**Directions for this task:**
Identify and copy all lines of the material where the string "tarihi" is found.

(Saved entries)

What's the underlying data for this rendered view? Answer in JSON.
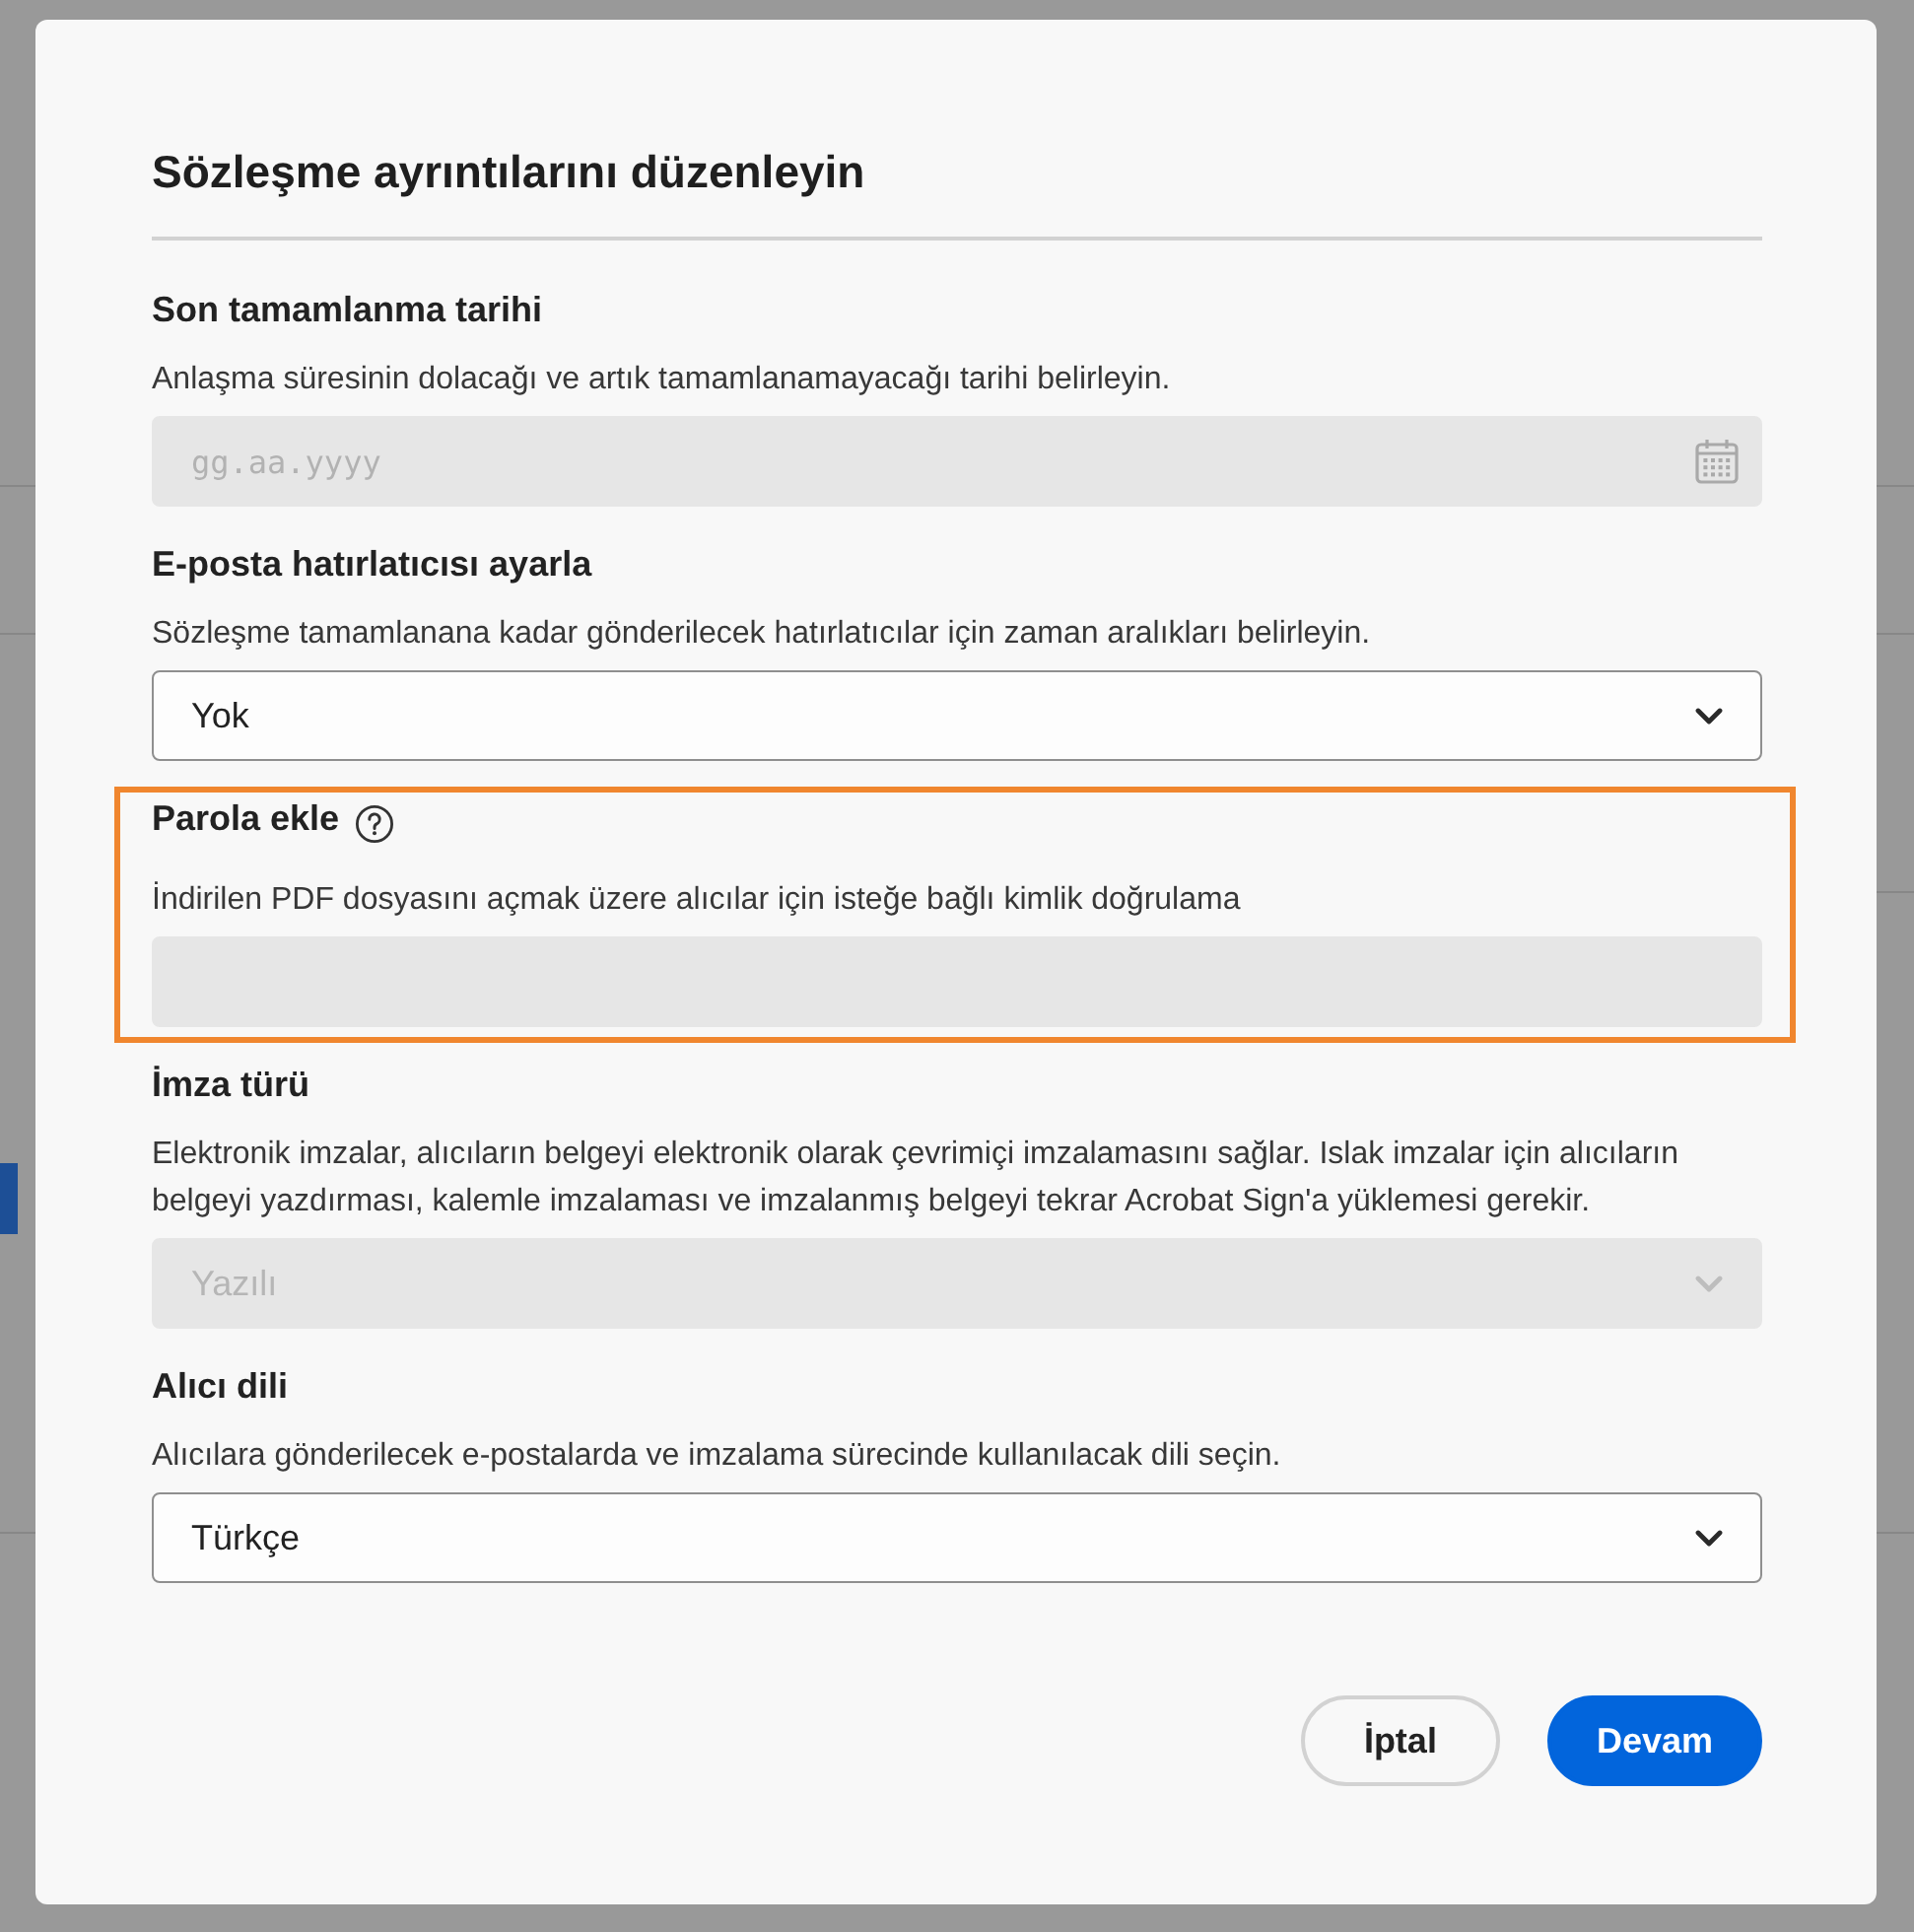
{
  "dialog": {
    "title": "Sözleşme ayrıntılarını düzenleyin"
  },
  "sections": [
    {
      "kind": "date",
      "label": "Son tamamlanma tarihi",
      "help": false,
      "description": "Anlaşma süresinin dolacağı ve artık tamamlanamayacağı tarihi belirleyin.",
      "placeholder": "gg.aa.yyyy",
      "disabled": true,
      "highlighted": false
    },
    {
      "kind": "select",
      "label": "E-posta hatırlatıcısı ayarla",
      "help": false,
      "description": "Sözleşme tamamlanana kadar gönderilecek hatırlatıcılar için zaman aralıkları belirleyin.",
      "value": "Yok",
      "disabled": false,
      "highlighted": false
    },
    {
      "kind": "text",
      "label": "Parola ekle",
      "help": true,
      "description": "İndirilen PDF dosyasını açmak üzere alıcılar için isteğe bağlı kimlik doğrulama",
      "disabled": true,
      "highlighted": true
    },
    {
      "kind": "select",
      "label": "İmza türü",
      "help": false,
      "description": "Elektronik imzalar, alıcıların belgeyi elektronik olarak çevrimiçi imzalamasını sağlar. Islak imzalar için alıcıların belgeyi yazdırması, kalemle imzalaması ve imzalanmış belgeyi tekrar Acrobat Sign'a yüklemesi gerekir.",
      "value": "Yazılı",
      "disabled": true,
      "highlighted": false
    },
    {
      "kind": "select",
      "label": "Alıcı dili",
      "help": false,
      "description": "Alıcılara gönderilecek e-postalarda ve imzalama sürecinde kullanılacak dili seçin.",
      "value": "Türkçe",
      "disabled": false,
      "highlighted": false
    }
  ],
  "buttons": [
    {
      "label": "İptal",
      "kind": "secondary"
    },
    {
      "label": "Devam",
      "kind": "primary"
    }
  ]
}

**Response to the exercise:**
      "label": "Son tamamlanma tarihi",
      "description": "Anlaşma süresinin dolacağı ve artık tamamlanamayacağı tarihi belirleyin.",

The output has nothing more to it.